===== DATA RECORDS =====

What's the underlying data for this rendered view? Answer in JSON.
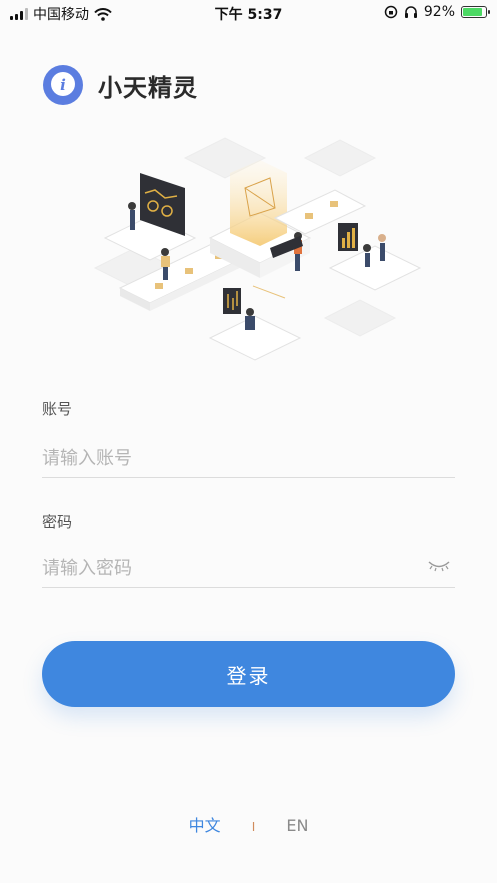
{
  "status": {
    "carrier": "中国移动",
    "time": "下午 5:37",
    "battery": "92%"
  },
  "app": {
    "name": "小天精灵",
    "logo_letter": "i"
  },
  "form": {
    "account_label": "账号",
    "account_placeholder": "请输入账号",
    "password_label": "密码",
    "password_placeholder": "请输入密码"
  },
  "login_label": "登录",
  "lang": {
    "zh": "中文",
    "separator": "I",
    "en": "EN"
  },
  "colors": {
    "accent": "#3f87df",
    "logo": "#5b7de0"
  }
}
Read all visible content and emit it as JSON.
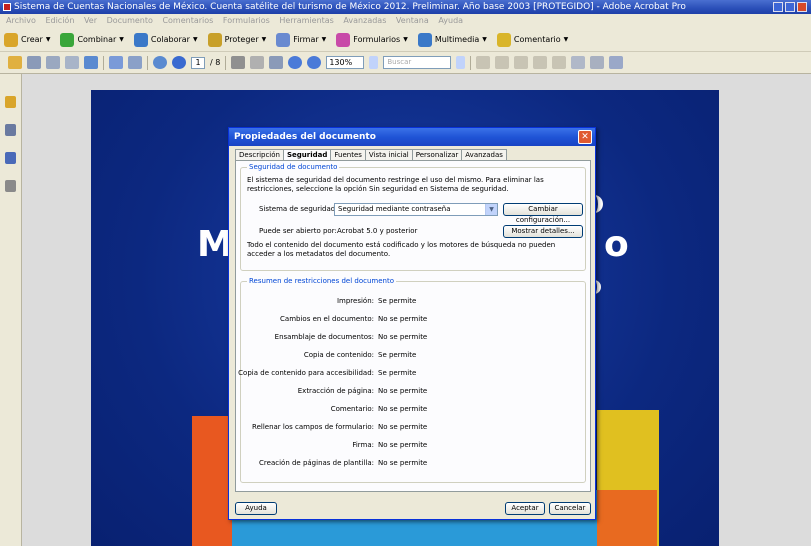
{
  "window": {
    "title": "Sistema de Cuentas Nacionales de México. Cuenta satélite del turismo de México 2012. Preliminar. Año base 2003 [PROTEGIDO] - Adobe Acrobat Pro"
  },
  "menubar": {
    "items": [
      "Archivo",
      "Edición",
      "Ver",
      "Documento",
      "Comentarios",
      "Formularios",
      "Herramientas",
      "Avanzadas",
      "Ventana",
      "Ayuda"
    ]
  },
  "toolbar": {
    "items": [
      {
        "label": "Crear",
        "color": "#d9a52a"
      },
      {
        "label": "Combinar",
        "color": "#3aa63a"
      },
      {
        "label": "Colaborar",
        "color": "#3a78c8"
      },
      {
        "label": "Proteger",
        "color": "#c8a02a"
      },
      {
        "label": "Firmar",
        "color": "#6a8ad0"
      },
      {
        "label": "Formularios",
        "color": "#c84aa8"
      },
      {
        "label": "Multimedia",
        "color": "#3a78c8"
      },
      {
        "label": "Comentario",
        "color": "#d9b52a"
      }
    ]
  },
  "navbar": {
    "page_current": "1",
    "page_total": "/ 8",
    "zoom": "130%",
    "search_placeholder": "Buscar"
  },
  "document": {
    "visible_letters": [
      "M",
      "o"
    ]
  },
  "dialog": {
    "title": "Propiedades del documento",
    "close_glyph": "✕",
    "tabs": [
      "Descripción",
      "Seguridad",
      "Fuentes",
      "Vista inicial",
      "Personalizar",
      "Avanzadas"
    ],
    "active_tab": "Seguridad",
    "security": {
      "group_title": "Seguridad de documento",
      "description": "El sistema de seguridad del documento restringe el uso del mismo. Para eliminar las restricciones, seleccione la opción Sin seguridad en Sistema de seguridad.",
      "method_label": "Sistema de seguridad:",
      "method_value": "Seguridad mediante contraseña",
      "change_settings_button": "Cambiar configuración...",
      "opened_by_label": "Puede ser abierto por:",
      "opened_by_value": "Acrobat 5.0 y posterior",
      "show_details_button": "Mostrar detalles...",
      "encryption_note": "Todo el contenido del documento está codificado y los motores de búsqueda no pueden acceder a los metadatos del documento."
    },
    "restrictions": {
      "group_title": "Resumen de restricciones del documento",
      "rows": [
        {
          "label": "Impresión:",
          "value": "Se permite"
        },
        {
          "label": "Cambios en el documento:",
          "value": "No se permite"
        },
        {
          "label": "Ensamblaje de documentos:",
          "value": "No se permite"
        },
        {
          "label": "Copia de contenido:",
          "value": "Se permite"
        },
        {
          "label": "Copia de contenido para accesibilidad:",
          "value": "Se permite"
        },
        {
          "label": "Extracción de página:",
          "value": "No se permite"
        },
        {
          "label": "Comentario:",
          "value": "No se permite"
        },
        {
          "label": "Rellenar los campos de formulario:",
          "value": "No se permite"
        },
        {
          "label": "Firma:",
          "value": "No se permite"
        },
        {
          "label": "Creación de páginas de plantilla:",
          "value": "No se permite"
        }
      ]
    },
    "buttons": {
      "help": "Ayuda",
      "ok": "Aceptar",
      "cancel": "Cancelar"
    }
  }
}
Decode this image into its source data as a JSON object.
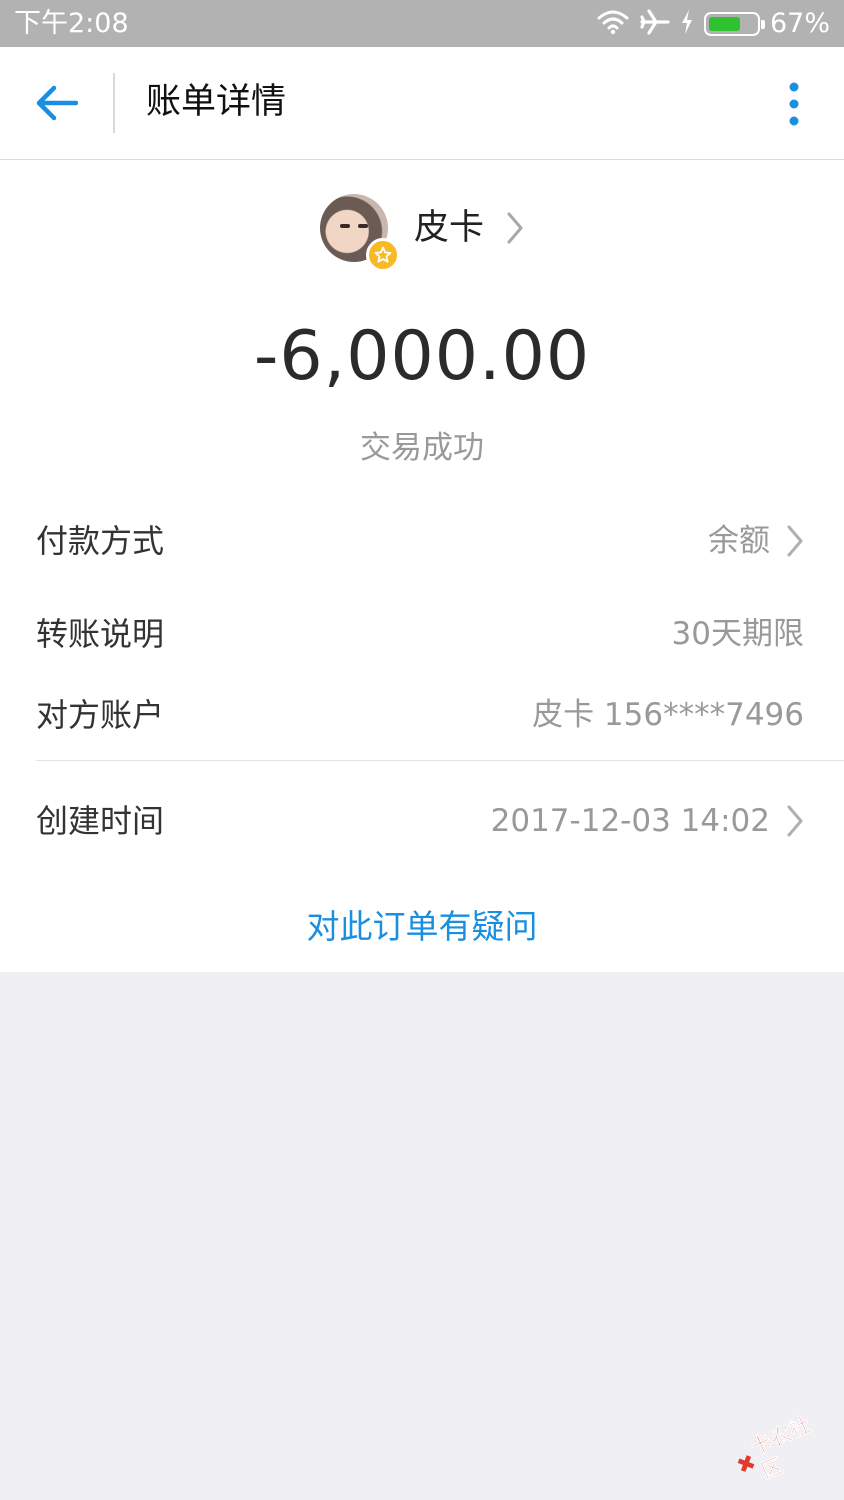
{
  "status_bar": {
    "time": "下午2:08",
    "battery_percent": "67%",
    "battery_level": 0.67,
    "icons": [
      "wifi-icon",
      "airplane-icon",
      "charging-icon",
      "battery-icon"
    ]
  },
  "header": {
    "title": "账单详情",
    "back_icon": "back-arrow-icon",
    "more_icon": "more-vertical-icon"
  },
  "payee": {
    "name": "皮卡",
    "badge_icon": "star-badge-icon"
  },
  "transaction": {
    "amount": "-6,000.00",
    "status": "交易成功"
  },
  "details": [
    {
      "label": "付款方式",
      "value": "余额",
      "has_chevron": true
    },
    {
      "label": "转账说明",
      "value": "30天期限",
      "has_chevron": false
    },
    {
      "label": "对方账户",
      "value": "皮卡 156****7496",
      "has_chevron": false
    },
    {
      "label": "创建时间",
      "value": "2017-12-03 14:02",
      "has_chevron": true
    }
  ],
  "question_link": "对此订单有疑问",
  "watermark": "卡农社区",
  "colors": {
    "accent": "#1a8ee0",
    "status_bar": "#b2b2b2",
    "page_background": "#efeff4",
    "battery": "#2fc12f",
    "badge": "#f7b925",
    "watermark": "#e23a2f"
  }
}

=====

YOUR OBJECTIVE
Copy each line of the records precisely and drop any images they hold.

WRITTEN SOLUTION
What's the underlying data for this rendered view? Answer in JSON.
{
  "status": {
    "carrier": "中国移动",
    "time": "下午 5:37",
    "battery": "92%"
  },
  "app": {
    "name": "小天精灵",
    "logo_letter": "i"
  },
  "form": {
    "account_label": "账号",
    "account_placeholder": "请输入账号",
    "password_label": "密码",
    "password_placeholder": "请输入密码"
  },
  "login_label": "登录",
  "lang": {
    "zh": "中文",
    "separator": "I",
    "en": "EN"
  },
  "colors": {
    "accent": "#3f87df",
    "logo": "#5b7de0"
  }
}
Read all visible content and emit it as JSON.
{
  "window": {
    "title": "Sistema de Cuentas Nacionales de México. Cuenta satélite del turismo de México 2012. Preliminar. Año base 2003 [PROTEGIDO] - Adobe Acrobat Pro"
  },
  "menubar": {
    "items": [
      "Archivo",
      "Edición",
      "Ver",
      "Documento",
      "Comentarios",
      "Formularios",
      "Herramientas",
      "Avanzadas",
      "Ventana",
      "Ayuda"
    ]
  },
  "toolbar": {
    "items": [
      {
        "label": "Crear",
        "color": "#d9a52a"
      },
      {
        "label": "Combinar",
        "color": "#3aa63a"
      },
      {
        "label": "Colaborar",
        "color": "#3a78c8"
      },
      {
        "label": "Proteger",
        "color": "#c8a02a"
      },
      {
        "label": "Firmar",
        "color": "#6a8ad0"
      },
      {
        "label": "Formularios",
        "color": "#c84aa8"
      },
      {
        "label": "Multimedia",
        "color": "#3a78c8"
      },
      {
        "label": "Comentario",
        "color": "#d9b52a"
      }
    ]
  },
  "navbar": {
    "page_current": "1",
    "page_total": "/ 8",
    "zoom": "130%",
    "search_placeholder": "Buscar"
  },
  "document": {
    "visible_letters": [
      "M",
      "o"
    ]
  },
  "dialog": {
    "title": "Propiedades del documento",
    "close_glyph": "✕",
    "tabs": [
      "Descripción",
      "Seguridad",
      "Fuentes",
      "Vista inicial",
      "Personalizar",
      "Avanzadas"
    ],
    "active_tab": "Seguridad",
    "security": {
      "group_title": "Seguridad de documento",
      "description": "El sistema de seguridad del documento restringe el uso del mismo. Para eliminar las restricciones, seleccione la opción Sin seguridad en Sistema de seguridad.",
      "method_label": "Sistema de seguridad:",
      "method_value": "Seguridad mediante contraseña",
      "change_settings_button": "Cambiar configuración...",
      "opened_by_label": "Puede ser abierto por:",
      "opened_by_value": "Acrobat 5.0 y posterior",
      "show_details_button": "Mostrar detalles...",
      "encryption_note": "Todo el contenido del documento está codificado y los motores de búsqueda no pueden acceder a los metadatos del documento."
    },
    "restrictions": {
      "group_title": "Resumen de restricciones del documento",
      "rows": [
        {
          "label": "Impresión:",
          "value": "Se permite"
        },
        {
          "label": "Cambios en el documento:",
          "value": "No se permite"
        },
        {
          "label": "Ensamblaje de documentos:",
          "value": "No se permite"
        },
        {
          "label": "Copia de contenido:",
          "value": "Se permite"
        },
        {
          "label": "Copia de contenido para accesibilidad:",
          "value": "Se permite"
        },
        {
          "label": "Extracción de página:",
          "value": "No se permite"
        },
        {
          "label": "Comentario:",
          "value": "No se permite"
        },
        {
          "label": "Rellenar los campos de formulario:",
          "value": "No se permite"
        },
        {
          "label": "Firma:",
          "value": "No se permite"
        },
        {
          "label": "Creación de páginas de plantilla:",
          "value": "No se permite"
        }
      ]
    },
    "buttons": {
      "help": "Ayuda",
      "ok": "Aceptar",
      "cancel": "Cancelar"
    }
  }
}
Decode this image into its source data as a JSON object.
{
  "status_bar": {
    "time": "下午2:08",
    "battery_percent": "67%",
    "battery_level": 0.67,
    "icons": [
      "wifi-icon",
      "airplane-icon",
      "charging-icon",
      "battery-icon"
    ]
  },
  "header": {
    "title": "账单详情",
    "back_icon": "back-arrow-icon",
    "more_icon": "more-vertical-icon"
  },
  "payee": {
    "name": "皮卡",
    "badge_icon": "star-badge-icon"
  },
  "transaction": {
    "amount": "-6,000.00",
    "status": "交易成功"
  },
  "details": [
    {
      "label": "付款方式",
      "value": "余额",
      "has_chevron": true
    },
    {
      "label": "转账说明",
      "value": "30天期限",
      "has_chevron": false
    },
    {
      "label": "对方账户",
      "value": "皮卡 156****7496",
      "has_chevron": false
    },
    {
      "label": "创建时间",
      "value": "2017-12-03 14:02",
      "has_chevron": true
    }
  ],
  "question_link": "对此订单有疑问",
  "watermark": "卡农社区",
  "colors": {
    "accent": "#1a8ee0",
    "status_bar": "#b2b2b2",
    "page_background": "#efeff4",
    "battery": "#2fc12f",
    "badge": "#f7b925",
    "watermark": "#e23a2f"
  }
}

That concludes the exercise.